**Task requirements**
Lines containing the string "Evolution" are to be counted; report only how many there are.

**Records to use**
+---+

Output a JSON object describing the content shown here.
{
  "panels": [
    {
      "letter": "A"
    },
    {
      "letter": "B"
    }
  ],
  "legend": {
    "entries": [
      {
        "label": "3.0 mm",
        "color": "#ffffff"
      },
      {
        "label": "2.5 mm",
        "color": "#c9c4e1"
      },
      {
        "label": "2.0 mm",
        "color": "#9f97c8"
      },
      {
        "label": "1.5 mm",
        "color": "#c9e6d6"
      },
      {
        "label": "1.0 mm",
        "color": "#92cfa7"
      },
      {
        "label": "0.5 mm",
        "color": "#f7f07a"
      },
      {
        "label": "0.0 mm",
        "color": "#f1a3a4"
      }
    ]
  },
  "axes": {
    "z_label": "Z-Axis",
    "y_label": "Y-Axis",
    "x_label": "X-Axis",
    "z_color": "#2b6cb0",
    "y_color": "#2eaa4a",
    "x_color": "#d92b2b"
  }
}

+---+

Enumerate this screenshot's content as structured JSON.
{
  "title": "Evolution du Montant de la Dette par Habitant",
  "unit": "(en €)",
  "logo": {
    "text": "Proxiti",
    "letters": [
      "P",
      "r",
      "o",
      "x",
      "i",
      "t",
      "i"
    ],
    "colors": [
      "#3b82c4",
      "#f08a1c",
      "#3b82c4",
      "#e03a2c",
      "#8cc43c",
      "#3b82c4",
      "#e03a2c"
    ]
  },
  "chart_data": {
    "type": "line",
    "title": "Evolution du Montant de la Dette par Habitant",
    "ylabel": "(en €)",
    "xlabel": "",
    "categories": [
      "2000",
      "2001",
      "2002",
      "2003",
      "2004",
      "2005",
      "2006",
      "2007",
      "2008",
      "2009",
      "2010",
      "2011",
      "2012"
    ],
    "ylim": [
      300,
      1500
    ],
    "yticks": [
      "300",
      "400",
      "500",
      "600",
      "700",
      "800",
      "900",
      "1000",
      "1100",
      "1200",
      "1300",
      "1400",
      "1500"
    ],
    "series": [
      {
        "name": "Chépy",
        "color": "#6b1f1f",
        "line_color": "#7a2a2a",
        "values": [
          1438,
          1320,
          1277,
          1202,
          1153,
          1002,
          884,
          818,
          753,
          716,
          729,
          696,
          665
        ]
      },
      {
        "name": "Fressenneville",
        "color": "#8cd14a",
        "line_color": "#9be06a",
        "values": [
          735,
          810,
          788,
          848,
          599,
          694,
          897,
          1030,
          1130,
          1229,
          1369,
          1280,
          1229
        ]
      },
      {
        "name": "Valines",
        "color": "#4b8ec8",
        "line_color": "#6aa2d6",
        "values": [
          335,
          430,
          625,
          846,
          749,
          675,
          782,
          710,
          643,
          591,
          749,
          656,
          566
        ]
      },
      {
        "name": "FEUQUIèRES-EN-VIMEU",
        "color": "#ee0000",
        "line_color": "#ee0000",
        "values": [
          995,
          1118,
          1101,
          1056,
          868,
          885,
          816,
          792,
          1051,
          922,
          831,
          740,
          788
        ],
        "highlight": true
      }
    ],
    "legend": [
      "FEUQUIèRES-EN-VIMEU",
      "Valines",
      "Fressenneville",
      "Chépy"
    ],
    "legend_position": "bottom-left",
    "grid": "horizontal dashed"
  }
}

+---+

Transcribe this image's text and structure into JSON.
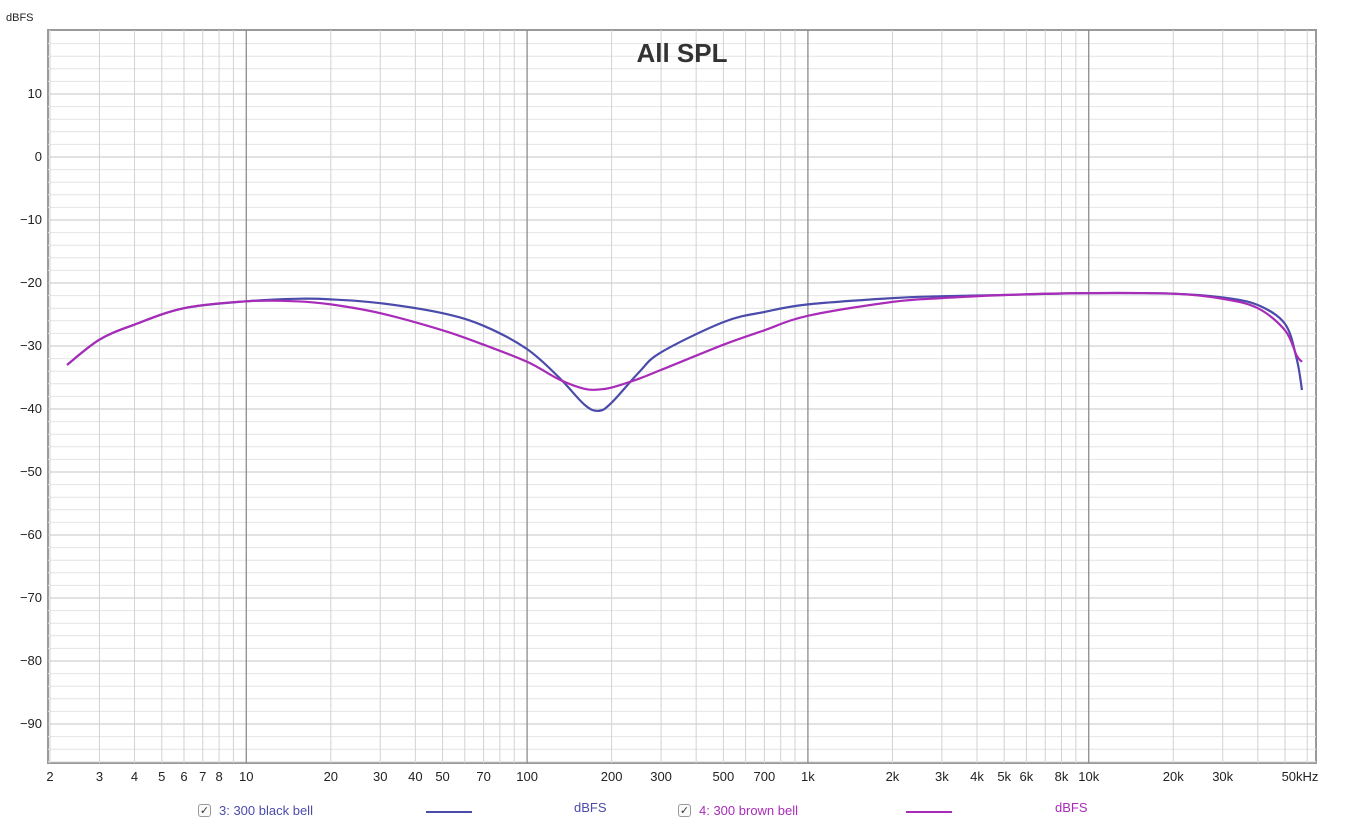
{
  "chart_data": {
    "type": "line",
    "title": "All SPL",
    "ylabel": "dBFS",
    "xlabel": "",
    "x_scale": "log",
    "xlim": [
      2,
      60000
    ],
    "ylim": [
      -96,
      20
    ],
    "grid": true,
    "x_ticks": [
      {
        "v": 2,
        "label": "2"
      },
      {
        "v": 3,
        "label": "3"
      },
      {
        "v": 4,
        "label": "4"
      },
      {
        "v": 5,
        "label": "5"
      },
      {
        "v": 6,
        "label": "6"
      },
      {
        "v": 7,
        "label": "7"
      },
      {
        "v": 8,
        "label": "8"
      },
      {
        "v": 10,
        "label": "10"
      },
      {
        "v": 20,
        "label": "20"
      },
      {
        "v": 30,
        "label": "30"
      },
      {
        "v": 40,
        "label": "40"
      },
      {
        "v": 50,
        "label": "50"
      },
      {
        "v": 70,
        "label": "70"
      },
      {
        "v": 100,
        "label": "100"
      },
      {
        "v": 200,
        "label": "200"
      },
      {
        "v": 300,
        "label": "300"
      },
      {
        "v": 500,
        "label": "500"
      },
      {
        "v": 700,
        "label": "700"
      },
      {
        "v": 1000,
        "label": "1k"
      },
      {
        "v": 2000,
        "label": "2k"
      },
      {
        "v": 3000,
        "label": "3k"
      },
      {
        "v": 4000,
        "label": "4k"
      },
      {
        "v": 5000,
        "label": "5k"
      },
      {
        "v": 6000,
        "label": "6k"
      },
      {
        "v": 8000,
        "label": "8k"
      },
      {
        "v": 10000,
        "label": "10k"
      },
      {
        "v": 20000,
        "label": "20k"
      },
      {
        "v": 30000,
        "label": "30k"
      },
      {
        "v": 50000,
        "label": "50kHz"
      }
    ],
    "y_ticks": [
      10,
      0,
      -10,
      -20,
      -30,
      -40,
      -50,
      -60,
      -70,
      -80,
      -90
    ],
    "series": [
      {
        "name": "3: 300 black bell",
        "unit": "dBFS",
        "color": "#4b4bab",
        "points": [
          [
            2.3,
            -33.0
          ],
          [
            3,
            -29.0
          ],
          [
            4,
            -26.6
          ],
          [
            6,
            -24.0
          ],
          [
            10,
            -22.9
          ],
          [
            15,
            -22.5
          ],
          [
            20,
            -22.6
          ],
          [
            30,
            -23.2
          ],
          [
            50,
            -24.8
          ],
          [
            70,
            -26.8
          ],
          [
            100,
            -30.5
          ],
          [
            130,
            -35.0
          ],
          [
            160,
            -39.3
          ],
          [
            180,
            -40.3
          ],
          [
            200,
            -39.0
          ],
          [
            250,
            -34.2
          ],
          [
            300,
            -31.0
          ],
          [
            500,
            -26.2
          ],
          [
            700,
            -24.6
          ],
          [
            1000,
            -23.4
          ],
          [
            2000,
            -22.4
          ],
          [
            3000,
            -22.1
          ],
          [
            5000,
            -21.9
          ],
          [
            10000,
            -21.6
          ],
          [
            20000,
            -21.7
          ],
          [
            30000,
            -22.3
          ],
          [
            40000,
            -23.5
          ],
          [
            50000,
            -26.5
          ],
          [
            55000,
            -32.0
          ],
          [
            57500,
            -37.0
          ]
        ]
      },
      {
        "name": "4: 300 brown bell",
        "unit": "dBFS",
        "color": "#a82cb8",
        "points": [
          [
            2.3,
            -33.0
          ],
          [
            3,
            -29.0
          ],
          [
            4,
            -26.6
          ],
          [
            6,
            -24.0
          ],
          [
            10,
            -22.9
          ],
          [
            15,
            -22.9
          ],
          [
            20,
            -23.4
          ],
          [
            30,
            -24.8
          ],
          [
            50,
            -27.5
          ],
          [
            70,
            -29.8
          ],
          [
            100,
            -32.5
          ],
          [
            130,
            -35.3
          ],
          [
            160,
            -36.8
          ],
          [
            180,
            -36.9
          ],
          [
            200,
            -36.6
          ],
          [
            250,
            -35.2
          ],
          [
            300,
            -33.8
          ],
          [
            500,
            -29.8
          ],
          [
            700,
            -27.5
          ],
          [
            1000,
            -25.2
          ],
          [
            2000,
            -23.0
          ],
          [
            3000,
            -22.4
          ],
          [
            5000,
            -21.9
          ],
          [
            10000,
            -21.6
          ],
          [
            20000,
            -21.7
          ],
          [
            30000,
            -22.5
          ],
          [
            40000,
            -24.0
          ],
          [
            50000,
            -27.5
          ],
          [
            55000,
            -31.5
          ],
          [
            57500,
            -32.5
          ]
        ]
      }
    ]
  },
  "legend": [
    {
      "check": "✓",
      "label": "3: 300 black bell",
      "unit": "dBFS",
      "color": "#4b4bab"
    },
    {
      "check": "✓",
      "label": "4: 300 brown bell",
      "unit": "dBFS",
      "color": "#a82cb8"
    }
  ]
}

+---+

**Full response**
2